### [INSTRUCTIONS FOR THE TASK]
Your task is to gather the lines below that hold the string "this".

### [INFORMATION SUPPLIED]
____________________
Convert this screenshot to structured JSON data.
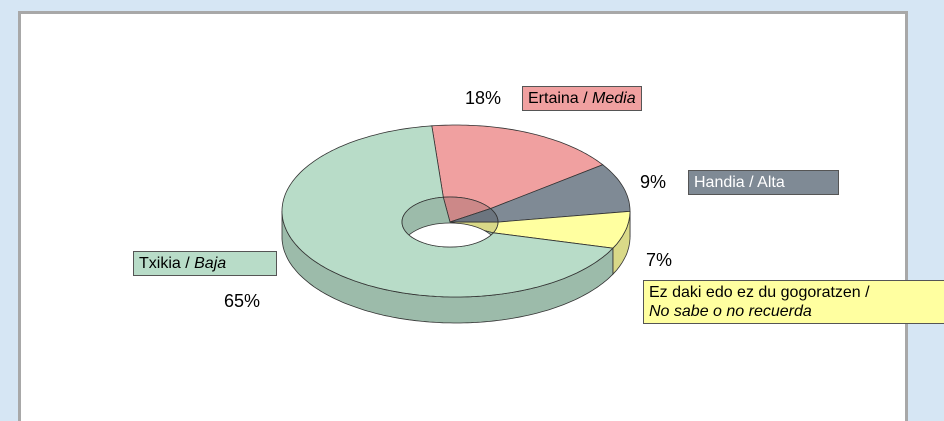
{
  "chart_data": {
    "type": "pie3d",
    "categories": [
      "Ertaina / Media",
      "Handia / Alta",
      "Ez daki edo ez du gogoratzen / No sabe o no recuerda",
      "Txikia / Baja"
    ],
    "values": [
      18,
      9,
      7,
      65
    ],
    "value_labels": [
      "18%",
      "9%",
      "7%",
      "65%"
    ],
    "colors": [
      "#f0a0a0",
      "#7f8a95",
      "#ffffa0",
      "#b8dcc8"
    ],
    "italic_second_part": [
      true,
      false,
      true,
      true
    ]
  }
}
____________________
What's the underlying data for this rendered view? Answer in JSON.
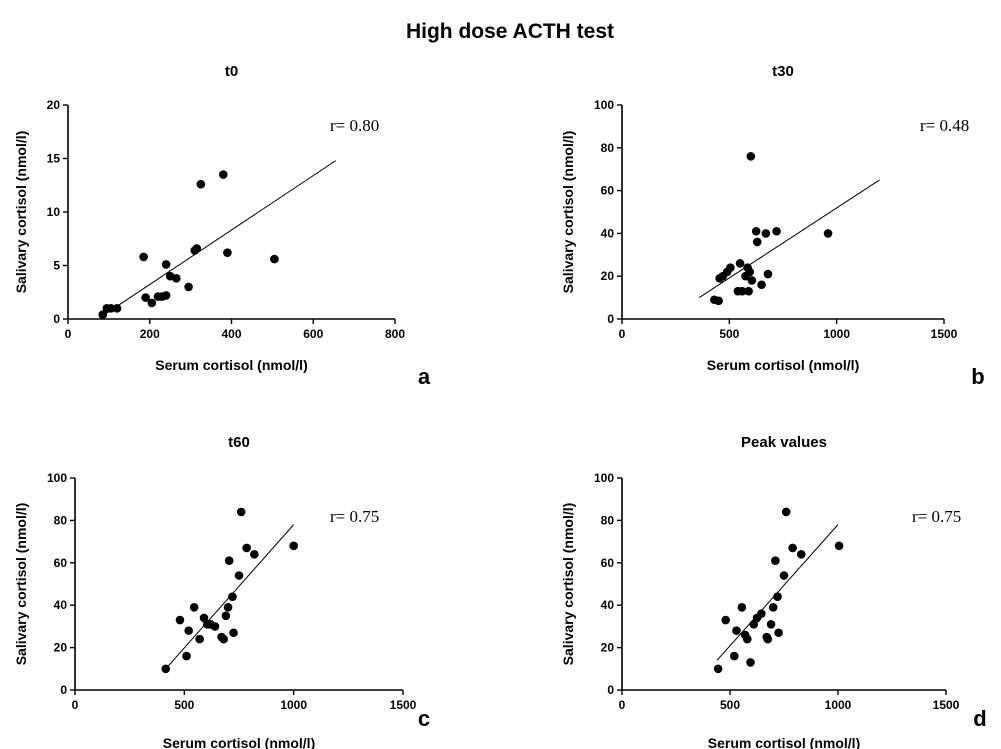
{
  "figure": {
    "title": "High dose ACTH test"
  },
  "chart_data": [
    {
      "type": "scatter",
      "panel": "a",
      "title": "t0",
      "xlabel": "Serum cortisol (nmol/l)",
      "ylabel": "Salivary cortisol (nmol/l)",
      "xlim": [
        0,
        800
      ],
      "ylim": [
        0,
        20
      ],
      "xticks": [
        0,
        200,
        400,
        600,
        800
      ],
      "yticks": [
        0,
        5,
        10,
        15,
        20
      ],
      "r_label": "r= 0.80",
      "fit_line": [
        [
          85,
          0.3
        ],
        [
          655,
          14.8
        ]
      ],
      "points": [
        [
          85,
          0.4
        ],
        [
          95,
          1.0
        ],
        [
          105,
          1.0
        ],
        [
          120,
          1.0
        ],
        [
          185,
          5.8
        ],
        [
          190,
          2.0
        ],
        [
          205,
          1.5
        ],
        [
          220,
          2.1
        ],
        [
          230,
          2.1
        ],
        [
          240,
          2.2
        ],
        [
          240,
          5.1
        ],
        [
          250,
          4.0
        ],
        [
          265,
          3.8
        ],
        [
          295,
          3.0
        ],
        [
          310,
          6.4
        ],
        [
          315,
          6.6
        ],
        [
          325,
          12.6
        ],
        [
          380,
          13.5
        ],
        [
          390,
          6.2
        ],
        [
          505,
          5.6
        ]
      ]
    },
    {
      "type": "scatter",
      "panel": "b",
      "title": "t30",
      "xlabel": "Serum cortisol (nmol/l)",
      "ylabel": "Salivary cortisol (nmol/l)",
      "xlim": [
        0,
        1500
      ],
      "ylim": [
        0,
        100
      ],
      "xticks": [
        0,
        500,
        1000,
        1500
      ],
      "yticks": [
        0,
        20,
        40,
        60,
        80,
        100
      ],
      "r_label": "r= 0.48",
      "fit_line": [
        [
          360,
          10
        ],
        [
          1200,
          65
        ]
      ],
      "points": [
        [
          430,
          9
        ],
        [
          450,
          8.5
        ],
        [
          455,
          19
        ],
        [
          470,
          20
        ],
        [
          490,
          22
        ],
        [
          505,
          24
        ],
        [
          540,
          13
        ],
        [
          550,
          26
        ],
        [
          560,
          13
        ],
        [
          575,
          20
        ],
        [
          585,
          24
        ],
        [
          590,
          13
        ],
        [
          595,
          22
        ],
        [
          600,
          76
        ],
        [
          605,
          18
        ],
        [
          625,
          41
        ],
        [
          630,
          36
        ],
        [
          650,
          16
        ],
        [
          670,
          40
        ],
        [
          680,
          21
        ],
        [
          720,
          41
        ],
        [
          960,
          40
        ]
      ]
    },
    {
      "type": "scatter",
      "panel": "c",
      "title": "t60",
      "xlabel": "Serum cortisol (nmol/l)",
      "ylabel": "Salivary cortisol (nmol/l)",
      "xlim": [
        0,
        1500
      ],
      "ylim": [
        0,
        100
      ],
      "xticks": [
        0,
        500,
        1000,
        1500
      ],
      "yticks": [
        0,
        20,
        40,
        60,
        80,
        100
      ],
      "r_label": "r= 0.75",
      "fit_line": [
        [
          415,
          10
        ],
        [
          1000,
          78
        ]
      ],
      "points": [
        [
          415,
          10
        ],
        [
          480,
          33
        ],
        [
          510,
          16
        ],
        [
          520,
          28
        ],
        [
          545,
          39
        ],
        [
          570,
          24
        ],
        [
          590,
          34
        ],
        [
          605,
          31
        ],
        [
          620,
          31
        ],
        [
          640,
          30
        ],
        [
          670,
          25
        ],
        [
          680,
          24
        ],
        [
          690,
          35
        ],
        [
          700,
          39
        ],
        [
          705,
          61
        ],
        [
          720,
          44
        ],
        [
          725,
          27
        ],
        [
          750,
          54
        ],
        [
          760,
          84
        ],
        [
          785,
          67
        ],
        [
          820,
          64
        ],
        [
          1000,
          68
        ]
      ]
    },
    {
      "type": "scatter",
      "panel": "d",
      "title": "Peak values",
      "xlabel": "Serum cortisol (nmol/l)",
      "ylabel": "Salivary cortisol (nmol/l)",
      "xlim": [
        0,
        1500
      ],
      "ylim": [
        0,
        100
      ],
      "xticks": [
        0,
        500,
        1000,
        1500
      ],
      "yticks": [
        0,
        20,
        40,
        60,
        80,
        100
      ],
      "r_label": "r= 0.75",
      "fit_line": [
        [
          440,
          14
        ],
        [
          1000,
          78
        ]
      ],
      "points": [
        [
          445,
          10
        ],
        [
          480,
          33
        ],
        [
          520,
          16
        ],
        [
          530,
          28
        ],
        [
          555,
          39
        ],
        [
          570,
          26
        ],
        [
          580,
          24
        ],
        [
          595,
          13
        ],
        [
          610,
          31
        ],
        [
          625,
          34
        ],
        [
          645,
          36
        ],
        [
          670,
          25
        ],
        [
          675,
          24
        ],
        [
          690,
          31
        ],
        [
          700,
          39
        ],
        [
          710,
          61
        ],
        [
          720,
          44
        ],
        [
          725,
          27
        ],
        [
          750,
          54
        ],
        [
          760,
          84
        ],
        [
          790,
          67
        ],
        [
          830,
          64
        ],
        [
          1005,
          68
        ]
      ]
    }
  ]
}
____________________
### [THE RESPONSE]
Convert this screenshot to structured JSON data.
What's the underlying data for this rendered view? Answer in JSON.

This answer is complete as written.